■ Request
Transcribe every record that appears below, exactly and in full.

■ Supplied entries
————

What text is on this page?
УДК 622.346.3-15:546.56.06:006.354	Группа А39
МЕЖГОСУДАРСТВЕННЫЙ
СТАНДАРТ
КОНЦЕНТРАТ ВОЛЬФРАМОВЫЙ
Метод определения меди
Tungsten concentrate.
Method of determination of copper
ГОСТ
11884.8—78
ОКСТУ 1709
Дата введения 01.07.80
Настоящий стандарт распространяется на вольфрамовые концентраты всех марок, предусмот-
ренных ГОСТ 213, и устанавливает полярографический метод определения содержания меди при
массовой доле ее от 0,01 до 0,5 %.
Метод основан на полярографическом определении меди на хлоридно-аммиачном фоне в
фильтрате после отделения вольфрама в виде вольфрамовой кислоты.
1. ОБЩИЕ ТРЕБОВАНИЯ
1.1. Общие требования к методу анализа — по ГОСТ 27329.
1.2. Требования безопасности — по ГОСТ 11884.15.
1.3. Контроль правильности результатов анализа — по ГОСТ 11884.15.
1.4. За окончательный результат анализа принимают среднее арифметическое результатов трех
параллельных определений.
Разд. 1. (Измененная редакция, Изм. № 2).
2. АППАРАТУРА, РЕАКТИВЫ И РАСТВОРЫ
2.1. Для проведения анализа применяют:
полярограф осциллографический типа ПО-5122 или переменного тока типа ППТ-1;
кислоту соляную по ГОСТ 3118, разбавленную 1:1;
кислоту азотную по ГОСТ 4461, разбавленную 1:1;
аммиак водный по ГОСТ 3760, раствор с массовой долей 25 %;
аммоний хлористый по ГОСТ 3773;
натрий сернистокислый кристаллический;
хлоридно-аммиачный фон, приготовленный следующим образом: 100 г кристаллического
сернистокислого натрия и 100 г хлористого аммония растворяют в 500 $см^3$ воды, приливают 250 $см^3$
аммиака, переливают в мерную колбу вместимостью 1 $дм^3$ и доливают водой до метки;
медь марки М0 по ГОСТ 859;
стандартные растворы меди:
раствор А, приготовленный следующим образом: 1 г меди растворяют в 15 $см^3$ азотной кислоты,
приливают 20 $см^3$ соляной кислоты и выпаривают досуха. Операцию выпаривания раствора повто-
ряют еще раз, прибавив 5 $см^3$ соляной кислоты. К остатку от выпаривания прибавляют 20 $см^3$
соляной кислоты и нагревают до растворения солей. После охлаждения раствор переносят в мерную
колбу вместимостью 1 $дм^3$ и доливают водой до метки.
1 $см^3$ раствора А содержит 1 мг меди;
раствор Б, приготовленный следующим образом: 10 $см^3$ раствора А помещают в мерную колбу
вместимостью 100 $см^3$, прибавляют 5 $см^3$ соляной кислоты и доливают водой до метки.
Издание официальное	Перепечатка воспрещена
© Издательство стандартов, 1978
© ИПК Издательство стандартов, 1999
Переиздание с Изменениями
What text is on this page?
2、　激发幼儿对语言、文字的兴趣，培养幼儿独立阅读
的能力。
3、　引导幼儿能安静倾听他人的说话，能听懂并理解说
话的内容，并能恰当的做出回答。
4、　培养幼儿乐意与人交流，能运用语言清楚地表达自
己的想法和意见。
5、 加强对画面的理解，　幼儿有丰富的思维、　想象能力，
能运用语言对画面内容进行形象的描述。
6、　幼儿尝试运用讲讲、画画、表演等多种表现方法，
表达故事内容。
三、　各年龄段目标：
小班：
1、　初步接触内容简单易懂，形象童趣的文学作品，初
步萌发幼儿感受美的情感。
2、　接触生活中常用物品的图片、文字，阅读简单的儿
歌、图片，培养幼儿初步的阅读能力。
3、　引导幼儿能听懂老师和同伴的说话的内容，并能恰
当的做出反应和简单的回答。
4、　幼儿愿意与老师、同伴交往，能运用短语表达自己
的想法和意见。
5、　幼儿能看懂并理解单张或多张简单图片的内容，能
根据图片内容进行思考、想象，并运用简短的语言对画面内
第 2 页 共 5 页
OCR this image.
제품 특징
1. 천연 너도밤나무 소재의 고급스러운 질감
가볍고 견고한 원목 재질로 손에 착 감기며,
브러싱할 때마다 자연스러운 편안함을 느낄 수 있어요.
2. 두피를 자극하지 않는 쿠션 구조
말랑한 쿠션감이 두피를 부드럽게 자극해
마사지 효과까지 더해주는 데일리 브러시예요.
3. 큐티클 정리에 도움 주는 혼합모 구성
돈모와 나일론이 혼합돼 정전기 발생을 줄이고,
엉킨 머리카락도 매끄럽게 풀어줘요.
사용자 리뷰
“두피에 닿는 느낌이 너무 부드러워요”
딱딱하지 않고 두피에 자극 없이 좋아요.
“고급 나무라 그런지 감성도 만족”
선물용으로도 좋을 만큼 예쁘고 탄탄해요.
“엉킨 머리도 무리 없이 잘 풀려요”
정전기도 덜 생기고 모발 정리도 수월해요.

————

■ Result below
What text is on this page?
УДК 622.346.3-15:546.56.06:006.354	Группа А39
МЕЖГОСУДАРСТВЕННЫЙ
СТАНДАРТ
КОНЦЕНТРАТ ВОЛЬФРАМОВЫЙ
Метод определения меди
Tungsten concentrate.
Method of determination of copper
ГОСТ
11884.8—78
ОКСТУ 1709
Дата введения 01.07.80
Настоящий стандарт распространяется на вольфрамовые концентраты всех марок, предусмот-
ренных ГОСТ 213, и устанавливает полярографический метод определения содержания меди при
массовой доле ее от 0,01 до 0,5 %.
Метод основан на полярографическом определении меди на хлоридно-аммиачном фоне в
фильтрате после отделения вольфрама в виде вольфрамовой кислоты.
1. ОБЩИЕ ТРЕБОВАНИЯ
1.1. Общие требования к методу анализа — по ГОСТ 27329.
1.2. Требования безопасности — по ГОСТ 11884.15.
1.3. Контроль правильности результатов анализа — по ГОСТ 11884.15.
1.4. За окончательный результат анализа принимают среднее арифметическое результатов трех
параллельных определений.
Разд. 1. (Измененная редакция, Изм. № 2).
2. АППАРАТУРА, РЕАКТИВЫ И РАСТВОРЫ
2.1. Для проведения анализа применяют:
полярограф осциллографический типа ПО-5122 или переменного тока типа ППТ-1;
кислоту соляную по ГОСТ 3118, разбавленную 1:1;
кислоту азотную по ГОСТ 4461, разбавленную 1:1;
аммиак водный по ГОСТ 3760, раствор с массовой долей 25 %;
аммоний хлористый по ГОСТ 3773;
натрий сернистокислый кристаллический;
хлоридно-аммиачный фон, приготовленный следующим образом: 100 г кристаллического
сернистокислого натрия и 100 г хлористого аммония растворяют в 500 $см^3$ воды, приливают 250 $см^3$
аммиака, переливают в мерную колбу вместимостью 1 $дм^3$ и доливают водой до метки;
медь марки М0 по ГОСТ 859;
стандартные растворы меди:
раствор А, приготовленный следующим образом: 1 г меди растворяют в 15 $см^3$ азотной кислоты,
приливают 20 $см^3$ соляной кислоты и выпаривают досуха. Операцию выпаривания раствора повто-
ряют еще раз, прибавив 5 $см^3$ соляной кислоты. К остатку от выпаривания прибавляют 20 $см^3$
соляной кислоты и нагревают до растворения солей. После охлаждения раствор переносят в мерную
колбу вместимостью 1 $дм^3$ и доливают водой до метки.
1 $см^3$ раствора А содержит 1 мг меди;
раствор Б, приготовленный следующим образом: 10 $см^3$ раствора А помещают в мерную колбу
вместимостью 100 $см^3$, прибавляют 5 $см^3$ соляной кислоты и доливают водой до метки.
Издание официальное	Перепечатка воспрещена
© Издательство стандартов, 1978
© ИПК Издательство стандартов, 1999
Переиздание с Изменениями
What text is on this page?
2、　激发幼儿对语言、文字的兴趣，培养幼儿独立阅读
的能力。
3、　引导幼儿能安静倾听他人的说话，能听懂并理解说
话的内容，并能恰当的做出回答。
4、　培养幼儿乐意与人交流，能运用语言清楚地表达自
己的想法和意见。
5、 加强对画面的理解，　幼儿有丰富的思维、　想象能力，
能运用语言对画面内容进行形象的描述。
6、　幼儿尝试运用讲讲、画画、表演等多种表现方法，
表达故事内容。
三、　各年龄段目标：
小班：
1、　初步接触内容简单易懂，形象童趣的文学作品，初
步萌发幼儿感受美的情感。
2、　接触生活中常用物品的图片、文字，阅读简单的儿
歌、图片，培养幼儿初步的阅读能力。
3、　引导幼儿能听懂老师和同伴的说话的内容，并能恰
当的做出反应和简单的回答。
4、　幼儿愿意与老师、同伴交往，能运用短语表达自己
的想法和意见。
5、　幼儿能看懂并理解单张或多张简单图片的内容，能
根据图片内容进行思考、想象，并运用简短的语言对画面内
第 2 页 共 5 页
OCR this image.
제품 특징
1. 천연 너도밤나무 소재의 고급스러운 질감
가볍고 견고한 원목 재질로 손에 착 감기며,
브러싱할 때마다 자연스러운 편안함을 느낄 수 있어요.
2. 두피를 자극하지 않는 쿠션 구조
말랑한 쿠션감이 두피를 부드럽게 자극해
마사지 효과까지 더해주는 데일리 브러시예요.
3. 큐티클 정리에 도움 주는 혼합모 구성
돈모와 나일론이 혼합돼 정전기 발생을 줄이고,
엉킨 머리카락도 매끄럽게 풀어줘요.
사용자 리뷰
“두피에 닿는 느낌이 너무 부드러워요”
딱딱하지 않고 두피에 자극 없이 좋아요.
“고급 나무라 그런지 감성도 만족”
선물용으로도 좋을 만큼 예쁘고 탄탄해요.
“엉킨 머리도 무리 없이 잘 풀려요”
정전기도 덜 생기고 모발 정리도 수월해요.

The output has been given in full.